* Start Supplied material *

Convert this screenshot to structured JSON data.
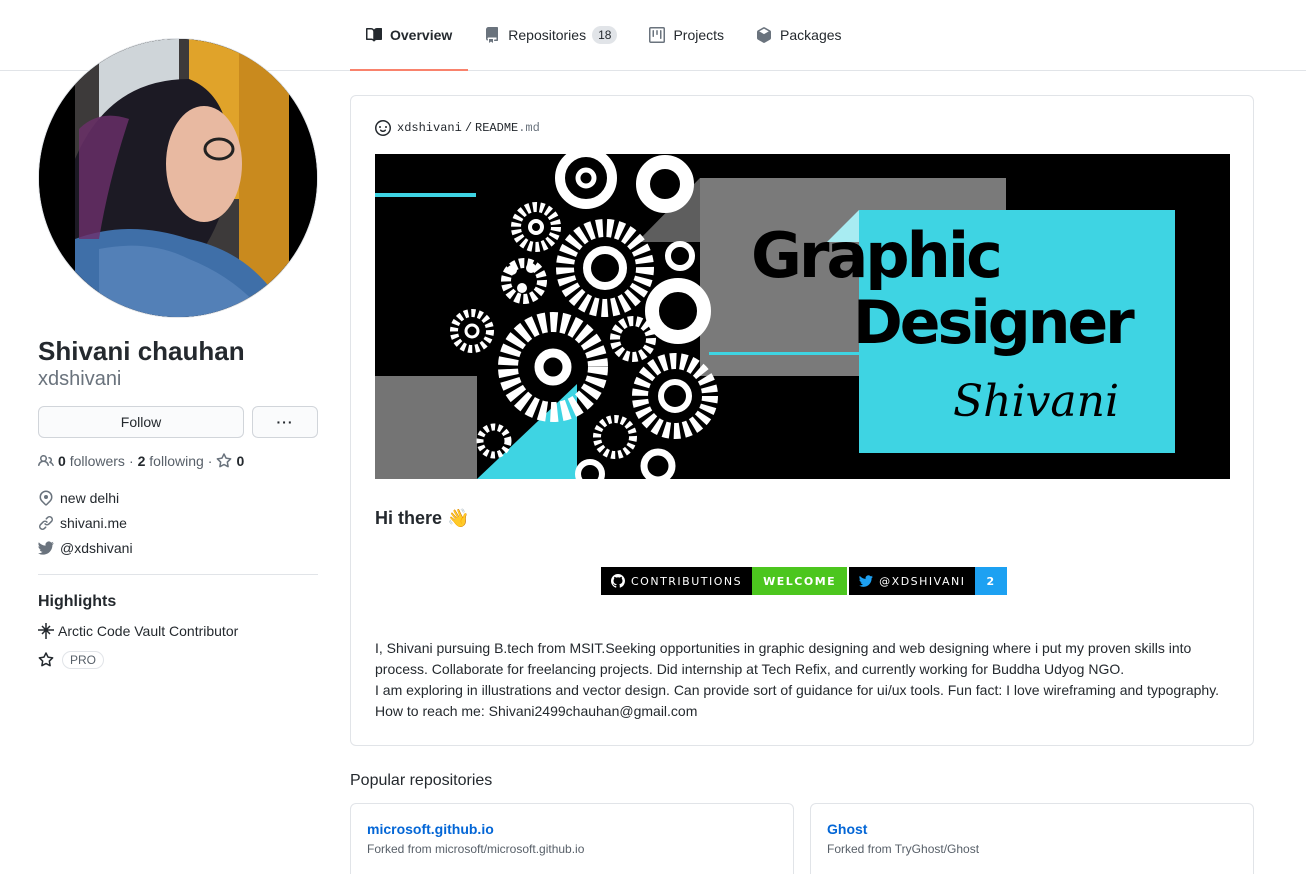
{
  "nav": {
    "tabs": [
      {
        "label": "Overview",
        "icon": "book-icon"
      },
      {
        "label": "Repositories",
        "icon": "repo-icon",
        "count": "18"
      },
      {
        "label": "Projects",
        "icon": "project-icon"
      },
      {
        "label": "Packages",
        "icon": "package-icon"
      }
    ]
  },
  "profile": {
    "fullname": "Shivani chauhan",
    "username": "xdshivani",
    "follow_label": "Follow",
    "more_label": "···",
    "followers_count": "0",
    "followers_label": "followers",
    "following_count": "2",
    "following_label": "following",
    "stars_count": "0",
    "location": "new delhi",
    "website": "shivani.me",
    "twitter": "@xdshivani"
  },
  "highlights": {
    "title": "Highlights",
    "items": [
      "Arctic Code Vault Contributor"
    ],
    "pro_label": "PRO"
  },
  "readme": {
    "owner": "xdshivani",
    "separator": "/",
    "file": "README",
    "ext": ".md",
    "banner": {
      "line1": "Graphic",
      "line2": "Designer",
      "signature": "Shivani"
    },
    "greeting": "Hi there 👋",
    "badges": [
      {
        "left": "CONTRIBUTIONS",
        "right": "WELCOME",
        "color": "#4cc61e",
        "icon": "github-icon"
      },
      {
        "left": "@XDSHIVANI",
        "right": "2",
        "color": "#1da1f2",
        "icon": "twitter-icon"
      }
    ],
    "bio_lines": [
      "I, Shivani pursuing B.tech from MSIT.Seeking opportunities in graphic designing and web designing where i put my proven skills into process. Collaborate for freelancing projects. Did internship at Tech Refix, and currently working for Buddha Udyog NGO.",
      "I am exploring in illustrations and vector design. Can provide sort of guidance for ui/ux tools. Fun fact: I love wireframing and typography.",
      "How to reach me: Shivani2499chauhan@gmail.com"
    ]
  },
  "popular": {
    "title": "Popular repositories",
    "repos": [
      {
        "name": "microsoft.github.io",
        "fork": "Forked from microsoft/microsoft.github.io"
      },
      {
        "name": "Ghost",
        "fork": "Forked from TryGhost/Ghost"
      }
    ]
  },
  "colors": {
    "accent_tab": "#f9826c",
    "link": "#0366d6",
    "banner_cyan": "#3ed4e3",
    "banner_gray": "#7a7a7a"
  }
}
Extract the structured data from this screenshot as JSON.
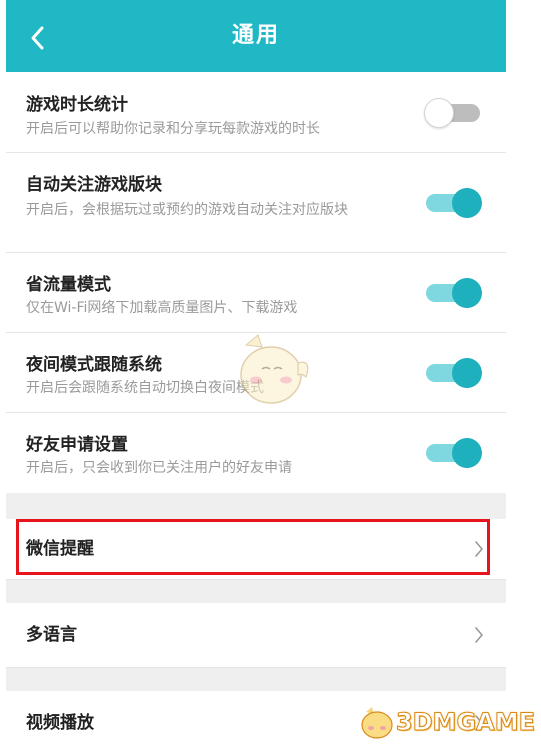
{
  "header": {
    "title": "通用",
    "back_icon": "chevron-left-icon"
  },
  "settings": [
    {
      "title": "游戏时长统计",
      "desc": "开启后可以帮助你记录和分享玩每款游戏的时长",
      "enabled": false
    },
    {
      "title": "自动关注游戏版块",
      "desc": "开启后，会根据玩过或预约的游戏自动关注对应版块",
      "enabled": true
    },
    {
      "title": "省流量模式",
      "desc": "仅在Wi-Fi网络下加载高质量图片、下载游戏",
      "enabled": true
    },
    {
      "title": "夜间模式跟随系统",
      "desc": "开启后会跟随系统自动切换白夜间模式",
      "enabled": true
    },
    {
      "title": "好友申请设置",
      "desc": "开启后，只会收到你已关注用户的好友申请",
      "enabled": true
    }
  ],
  "links": [
    {
      "label": "微信提醒",
      "highlighted": true
    },
    {
      "label": "多语言"
    },
    {
      "label": "视频播放"
    }
  ],
  "watermark": {
    "text": "3DMGAME"
  },
  "colors": {
    "accent": "#1fb8c4",
    "toggle_on": "#1fb0bd",
    "highlight": "#e8141c"
  }
}
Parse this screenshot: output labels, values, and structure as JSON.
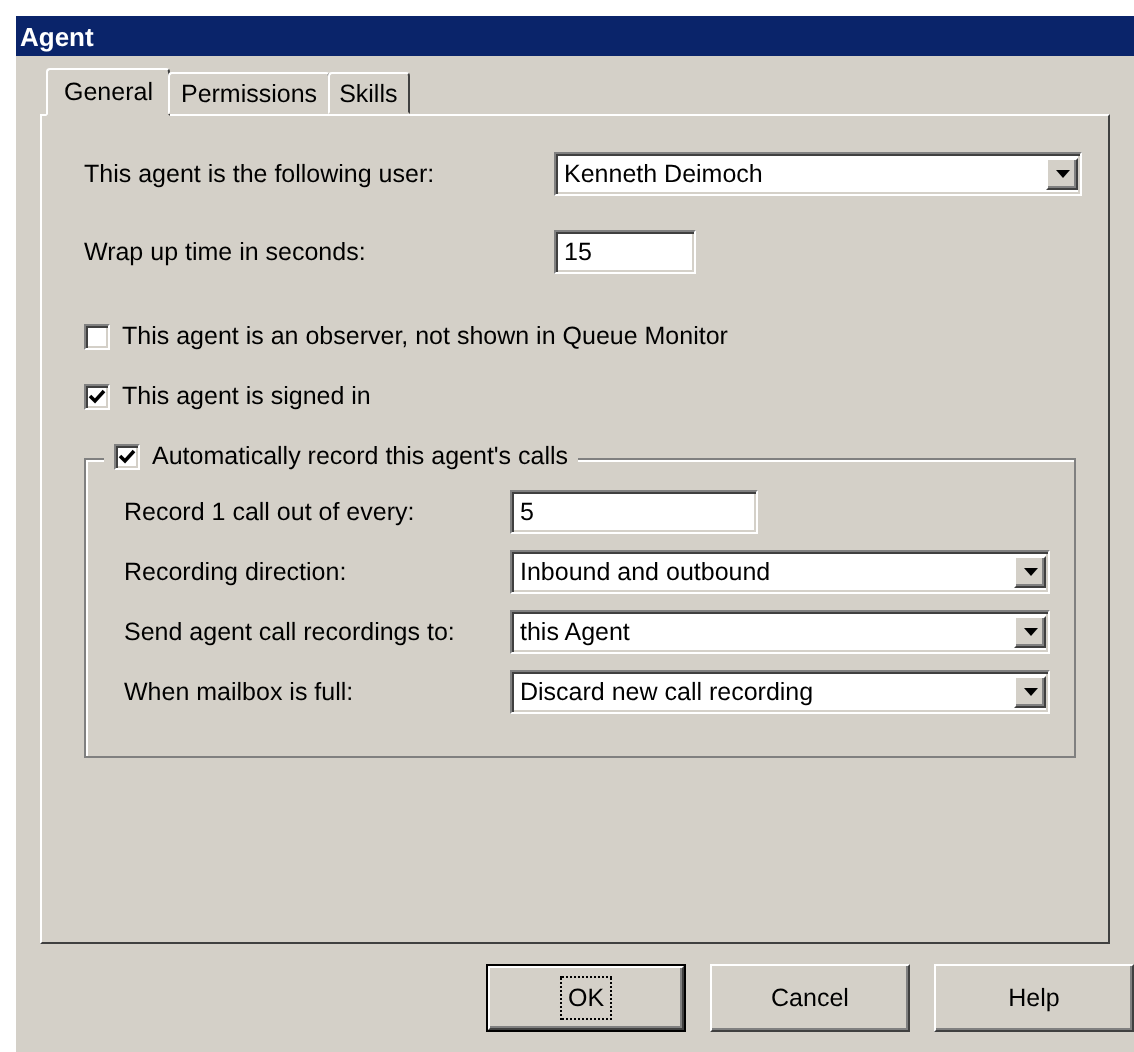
{
  "window": {
    "title": "Agent"
  },
  "tabs": [
    {
      "label": "General",
      "selected": true
    },
    {
      "label": "Permissions",
      "selected": false
    },
    {
      "label": "Skills",
      "selected": false
    }
  ],
  "fields": [
    {
      "kind": "dropdown",
      "label": "This agent is the following user:",
      "value": "Kenneth Deimoch"
    },
    {
      "kind": "text",
      "label": "Wrap up time in seconds:",
      "value": "15"
    }
  ],
  "checkboxes": [
    {
      "label": "This agent is an observer, not shown in Queue Monitor",
      "checked": false
    },
    {
      "label": "This agent is signed in",
      "checked": true
    }
  ],
  "recording": {
    "label": "Automatically record this agent's calls",
    "checked": true,
    "rows": [
      {
        "kind": "text",
        "label": "Record 1 call out of every:",
        "value": "5"
      },
      {
        "kind": "dropdown",
        "label": "Recording direction:",
        "value": "Inbound and outbound"
      },
      {
        "kind": "dropdown",
        "label": "Send agent call recordings to:",
        "value": "this Agent"
      },
      {
        "kind": "dropdown",
        "label": "When mailbox is full:",
        "value": "Discard new call recording"
      }
    ]
  },
  "buttons": [
    {
      "label": "OK",
      "default": true
    },
    {
      "label": "Cancel",
      "default": false
    },
    {
      "label": "Help",
      "default": false
    }
  ]
}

* End Supplied material *

### Aim
Give the number of lines that hold the word "left" in these records, with nothing added.

### Result for this exercise
3